## BEGIN Provided data

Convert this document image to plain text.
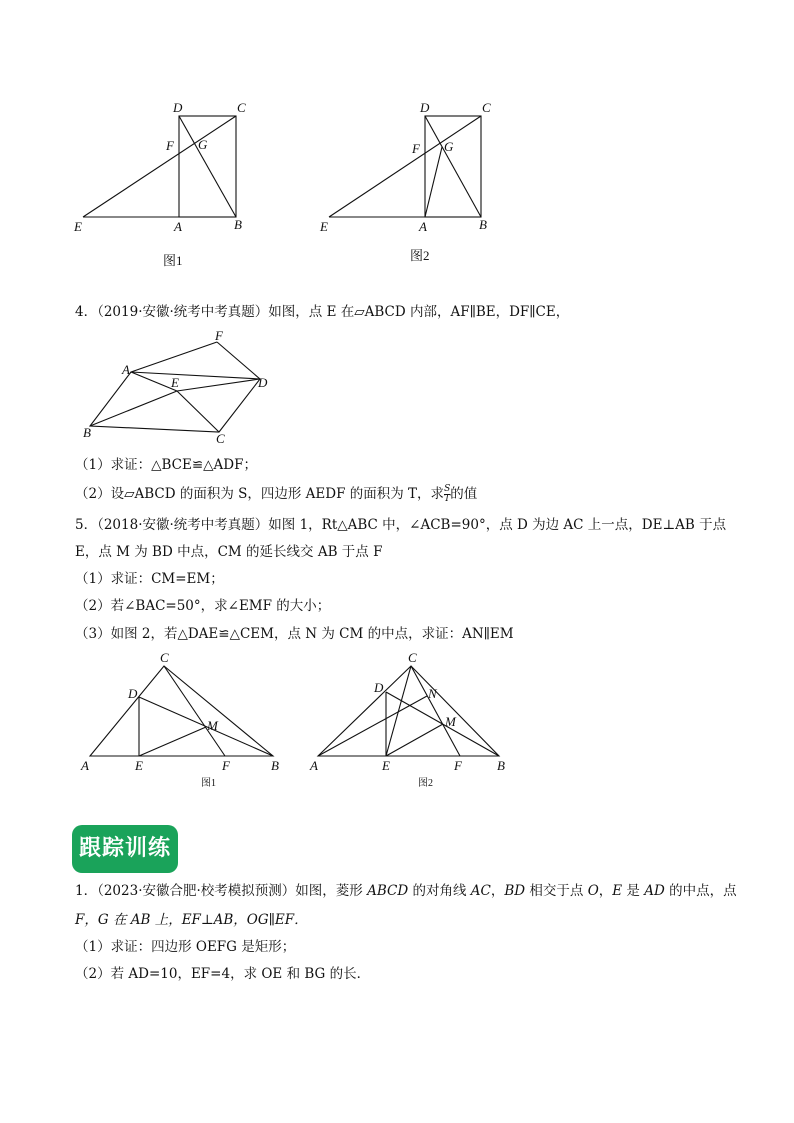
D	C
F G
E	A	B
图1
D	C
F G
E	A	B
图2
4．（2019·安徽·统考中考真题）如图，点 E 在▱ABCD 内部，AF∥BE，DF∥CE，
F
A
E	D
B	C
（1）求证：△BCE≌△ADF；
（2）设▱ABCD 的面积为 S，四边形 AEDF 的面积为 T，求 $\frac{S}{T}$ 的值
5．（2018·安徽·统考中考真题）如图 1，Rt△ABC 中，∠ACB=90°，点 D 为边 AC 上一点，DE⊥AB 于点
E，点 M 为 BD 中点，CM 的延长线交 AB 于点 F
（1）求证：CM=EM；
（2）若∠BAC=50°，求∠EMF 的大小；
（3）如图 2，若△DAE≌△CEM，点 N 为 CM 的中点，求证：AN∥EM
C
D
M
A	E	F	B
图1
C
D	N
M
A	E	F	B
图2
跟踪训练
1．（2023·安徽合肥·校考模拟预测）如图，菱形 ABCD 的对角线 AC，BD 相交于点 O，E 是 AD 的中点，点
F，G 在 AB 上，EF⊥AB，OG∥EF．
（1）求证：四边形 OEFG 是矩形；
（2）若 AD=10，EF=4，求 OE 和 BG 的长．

## END Provided data

* _Exercise instructions_
Of the lines in the data, how many contain the word "ABCD"? Provide the number and nothing further.

* _Exercise response_
3